## What you need to do
Scan the lines below for the string "JSON" and copy every one that has it.
———
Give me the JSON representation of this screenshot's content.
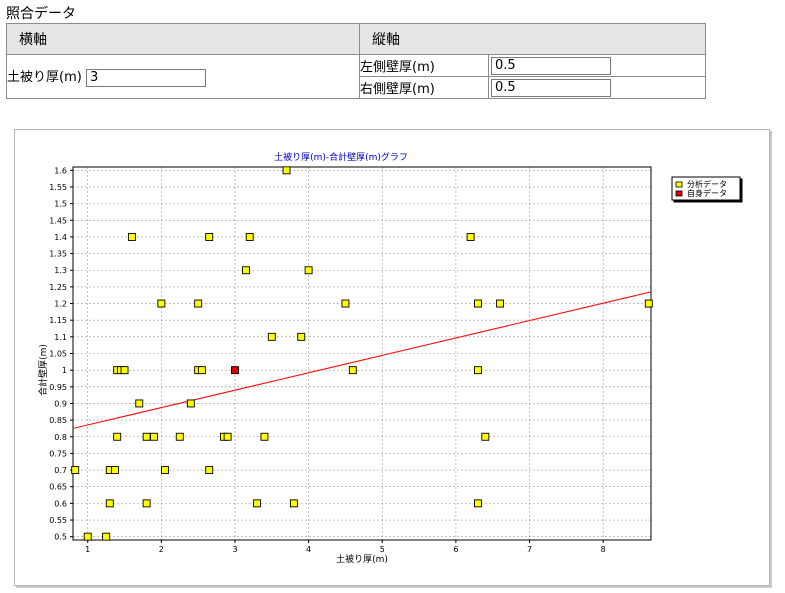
{
  "section_title": "照合データ",
  "table": {
    "x_header": "横軸",
    "y_header": "縦軸",
    "x_label": "土被り厚(m)",
    "x_value": "3",
    "y_rows": [
      {
        "label": "左側壁厚(m)",
        "value": "0.5"
      },
      {
        "label": "右側壁厚(m)",
        "value": "0.5"
      }
    ]
  },
  "colors": {
    "analysis_fill": "#ffff00",
    "own_fill": "#dd0000",
    "trend": "#ff0000",
    "title": "#0000cc"
  },
  "chart_data": {
    "type": "scatter",
    "title": "土被り厚(m)-合計壁厚(m)グラフ",
    "xlabel": "土被り厚(m)",
    "ylabel": "合計壁厚(m)",
    "xlim": [
      0.8,
      8.65
    ],
    "ylim": [
      0.49,
      1.61
    ],
    "x_ticks": [
      "1",
      "2",
      "3",
      "4",
      "5",
      "6",
      "7",
      "8"
    ],
    "y_ticks": [
      "0.5",
      "0.55",
      "0.6",
      "0.65",
      "0.7",
      "0.75",
      "0.8",
      "0.85",
      "0.9",
      "0.95",
      "1",
      "1.05",
      "1.1",
      "1.15",
      "1.2",
      "1.25",
      "1.3",
      "1.35",
      "1.4",
      "1.45",
      "1.5",
      "1.55",
      "1.6"
    ],
    "grid": true,
    "legend_position": "right",
    "series": [
      {
        "name": "分析データ",
        "points": [
          [
            1.0,
            0.5
          ],
          [
            1.25,
            0.5
          ],
          [
            0.83,
            0.7
          ],
          [
            1.3,
            0.6
          ],
          [
            1.3,
            0.7
          ],
          [
            1.37,
            0.7
          ],
          [
            1.4,
            0.8
          ],
          [
            1.4,
            1.0
          ],
          [
            1.45,
            1.0
          ],
          [
            1.5,
            1.0
          ],
          [
            1.6,
            1.4
          ],
          [
            1.7,
            0.9
          ],
          [
            1.8,
            0.8
          ],
          [
            1.8,
            0.6
          ],
          [
            1.9,
            0.8
          ],
          [
            2.0,
            1.2
          ],
          [
            2.05,
            0.7
          ],
          [
            2.25,
            0.8
          ],
          [
            2.4,
            0.9
          ],
          [
            2.5,
            1.0
          ],
          [
            2.5,
            1.2
          ],
          [
            2.55,
            1.0
          ],
          [
            2.65,
            1.4
          ],
          [
            2.65,
            0.7
          ],
          [
            2.85,
            0.8
          ],
          [
            2.9,
            0.8
          ],
          [
            3.15,
            1.3
          ],
          [
            3.2,
            1.4
          ],
          [
            3.3,
            0.6
          ],
          [
            3.4,
            0.8
          ],
          [
            3.5,
            1.1
          ],
          [
            3.7,
            1.6
          ],
          [
            3.8,
            0.6
          ],
          [
            3.9,
            1.1
          ],
          [
            4.0,
            1.3
          ],
          [
            4.5,
            1.2
          ],
          [
            4.6,
            1.0
          ],
          [
            6.2,
            1.4
          ],
          [
            6.3,
            1.2
          ],
          [
            6.3,
            1.0
          ],
          [
            6.3,
            0.6
          ],
          [
            6.4,
            0.8
          ],
          [
            6.6,
            1.2
          ],
          [
            8.62,
            1.2
          ]
        ]
      },
      {
        "name": "自身データ",
        "points": [
          [
            3.0,
            1.0
          ]
        ]
      }
    ],
    "trendline": {
      "x1": 0.8,
      "y1": 0.825,
      "x2": 8.65,
      "y2": 1.235
    }
  }
}
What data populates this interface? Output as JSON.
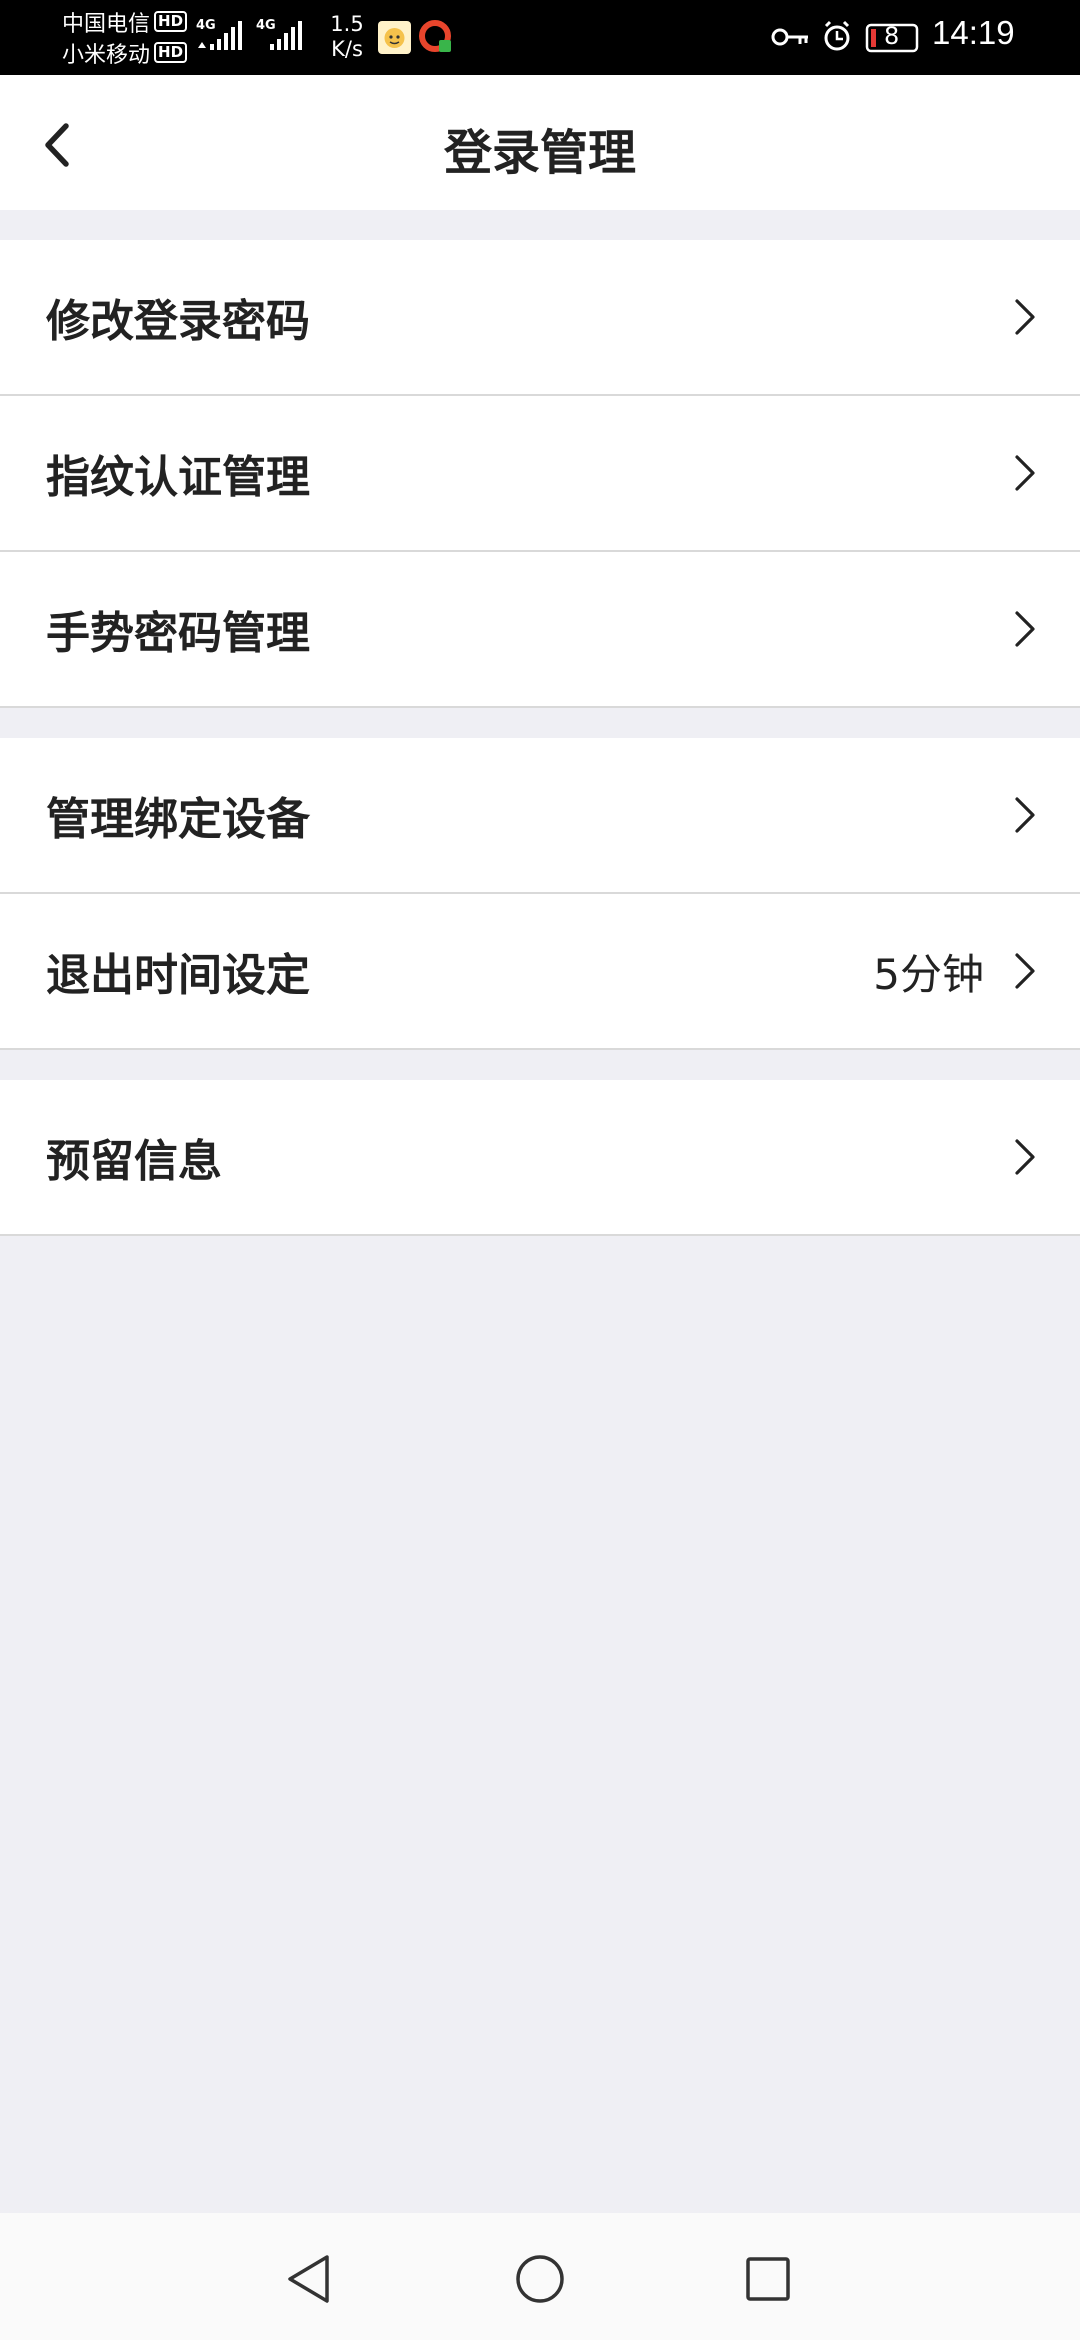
{
  "status_bar": {
    "carrier1": "中国电信",
    "carrier2": "小米移动",
    "hd_badge": "HD",
    "network1": "4G",
    "network2": "4G",
    "speed_value": "1.5",
    "speed_unit": "K/s",
    "battery": "8",
    "time": "14:19"
  },
  "header": {
    "title": "登录管理"
  },
  "groups": [
    {
      "items": [
        {
          "label": "修改登录密码"
        },
        {
          "label": "指纹认证管理"
        },
        {
          "label": "手势密码管理"
        }
      ]
    },
    {
      "items": [
        {
          "label": "管理绑定设备"
        },
        {
          "label": "退出时间设定",
          "value": "5分钟"
        }
      ]
    },
    {
      "items": [
        {
          "label": "预留信息"
        }
      ]
    }
  ],
  "colors": {
    "background": "#efeff4",
    "card": "#ffffff",
    "text": "#222222",
    "divider": "#d9d9d9"
  }
}
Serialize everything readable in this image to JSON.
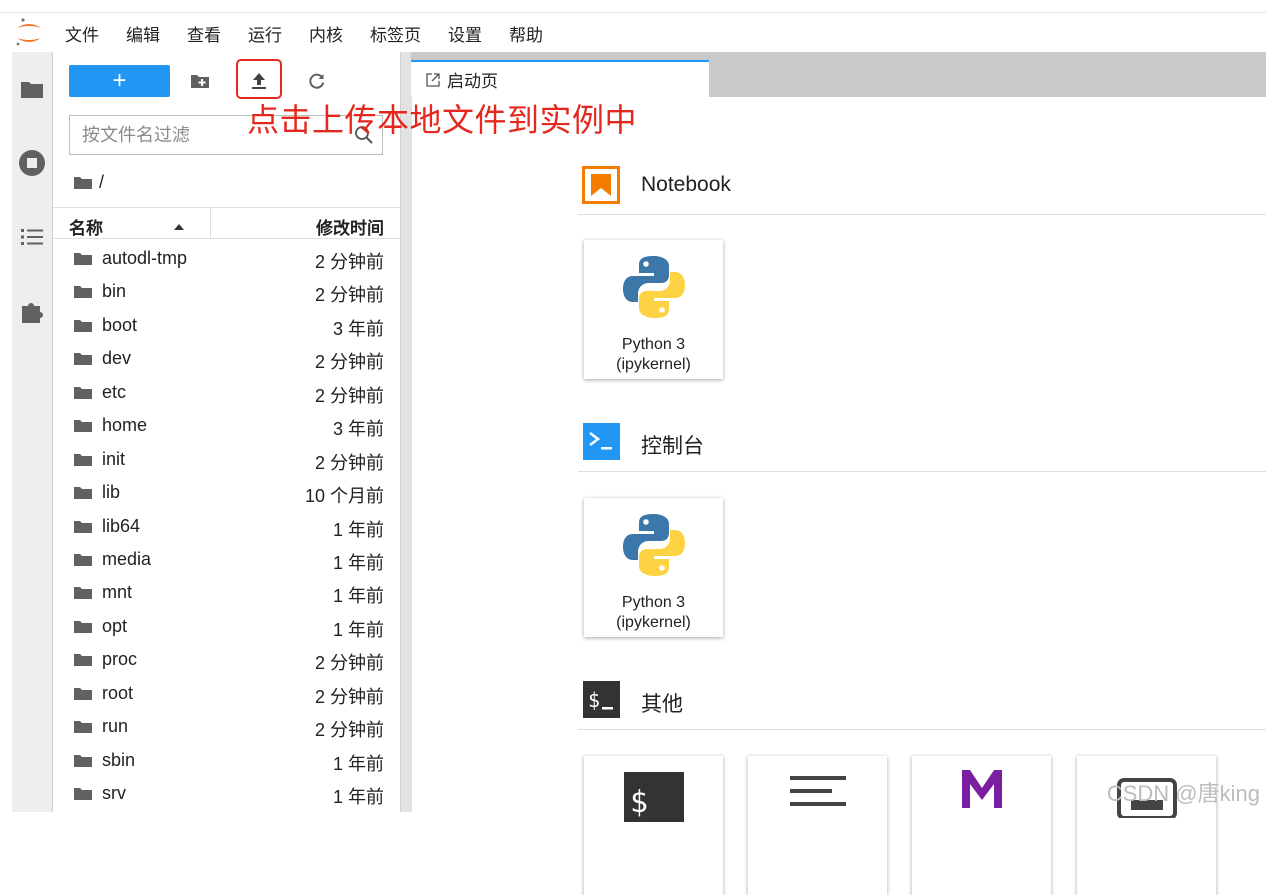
{
  "menu": [
    "文件",
    "编辑",
    "查看",
    "运行",
    "内核",
    "标签页",
    "设置",
    "帮助"
  ],
  "toolbar": {
    "new_label": "+"
  },
  "annotation": "点击上传本地文件到实例中",
  "filter": {
    "placeholder": "按文件名过滤"
  },
  "breadcrumb": "/",
  "columns": {
    "name": "名称",
    "modified": "修改时间"
  },
  "files": [
    {
      "name": "autodl-tmp",
      "modified": "2 分钟前"
    },
    {
      "name": "bin",
      "modified": "2 分钟前"
    },
    {
      "name": "boot",
      "modified": "3 年前"
    },
    {
      "name": "dev",
      "modified": "2 分钟前"
    },
    {
      "name": "etc",
      "modified": "2 分钟前"
    },
    {
      "name": "home",
      "modified": "3 年前"
    },
    {
      "name": "init",
      "modified": "2 分钟前"
    },
    {
      "name": "lib",
      "modified": "10 个月前"
    },
    {
      "name": "lib64",
      "modified": "1 年前"
    },
    {
      "name": "media",
      "modified": "1 年前"
    },
    {
      "name": "mnt",
      "modified": "1 年前"
    },
    {
      "name": "opt",
      "modified": "1 年前"
    },
    {
      "name": "proc",
      "modified": "2 分钟前"
    },
    {
      "name": "root",
      "modified": "2 分钟前"
    },
    {
      "name": "run",
      "modified": "2 分钟前"
    },
    {
      "name": "sbin",
      "modified": "1 年前"
    },
    {
      "name": "srv",
      "modified": "1 年前"
    }
  ],
  "tab": {
    "label": "启动页"
  },
  "launcher": {
    "notebook": {
      "title": "Notebook",
      "card_line1": "Python 3",
      "card_line2": "(ipykernel)"
    },
    "console": {
      "title": "控制台",
      "card_line1": "Python 3",
      "card_line2": "(ipykernel)"
    },
    "other": {
      "title": "其他"
    }
  },
  "watermark": "CSDN @唐king",
  "colors": {
    "accent": "#2196f3",
    "annotation_red": "#e5281f",
    "notebook_orange": "#f57c00"
  }
}
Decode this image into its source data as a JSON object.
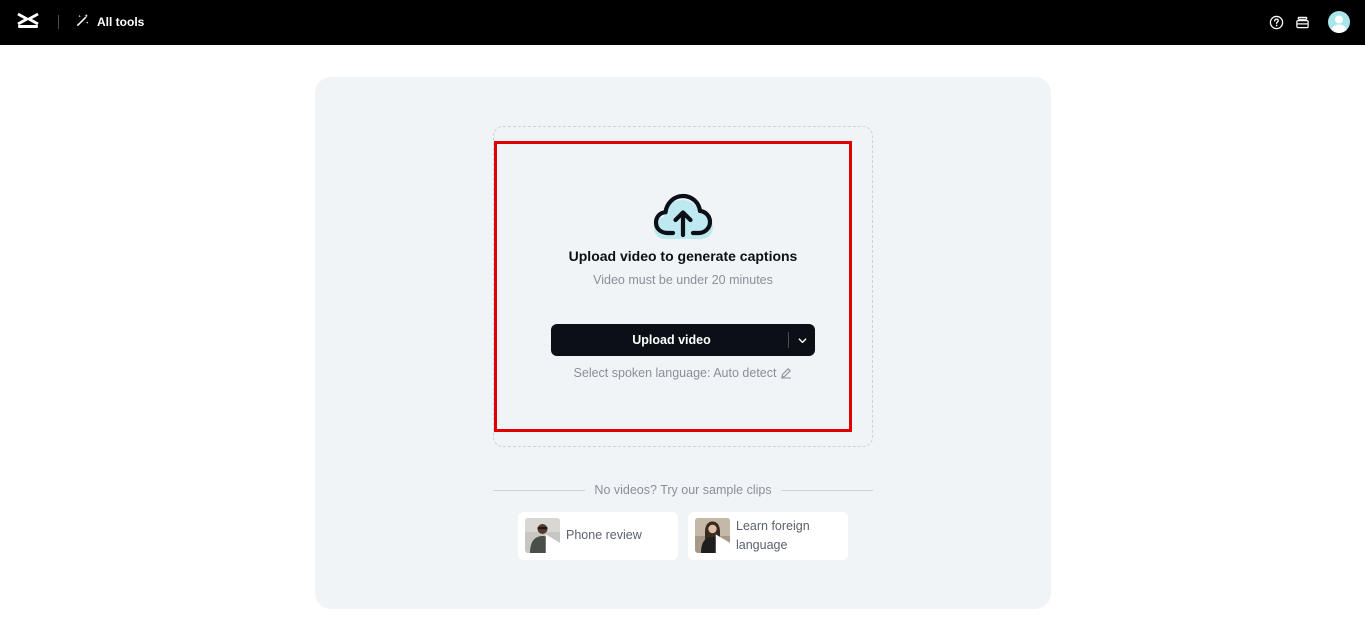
{
  "topbar": {
    "all_tools_label": "All tools",
    "icons": [
      "capcut-logo-icon",
      "magic-wand-icon",
      "help-icon",
      "stack-icon",
      "avatar"
    ]
  },
  "upload": {
    "title": "Upload video to generate captions",
    "subtitle": "Video must be under 20 minutes",
    "button_label": "Upload video",
    "language_label": "Select spoken language: Auto detect"
  },
  "samples": {
    "heading": "No videos? Try our sample clips",
    "items": [
      {
        "label": "Phone review"
      },
      {
        "label": "Learn foreign language"
      }
    ]
  },
  "colors": {
    "topbar": "#000000",
    "panel": "#f1f4f7",
    "button": "#0c0f16",
    "highlight": "#e00000",
    "cloud_accent": "#bfe9f0"
  }
}
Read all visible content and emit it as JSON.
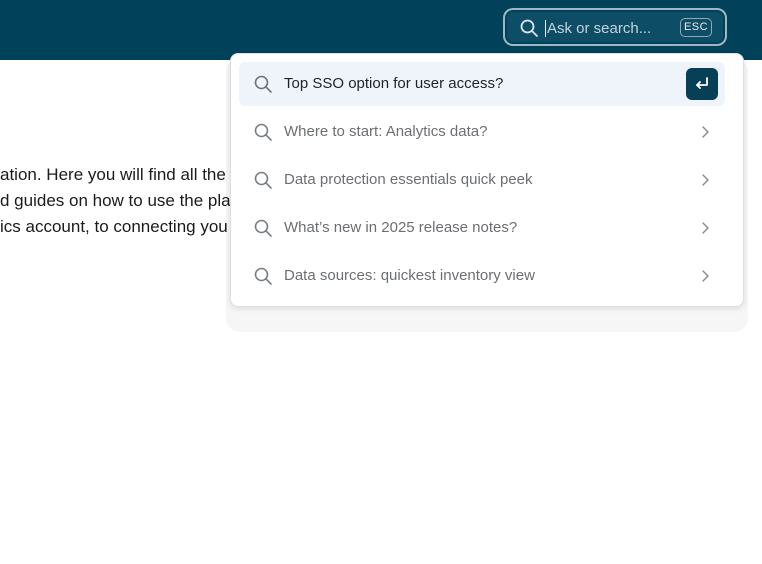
———
## Correct result
Give me the JSON representation of this screenshot's content.
What data populates this interface? Output as JSON.
Serialize everything readable in this image to JSON.
Decode this image into its source data as a JSON object.
Read all visible content and emit it as JSON.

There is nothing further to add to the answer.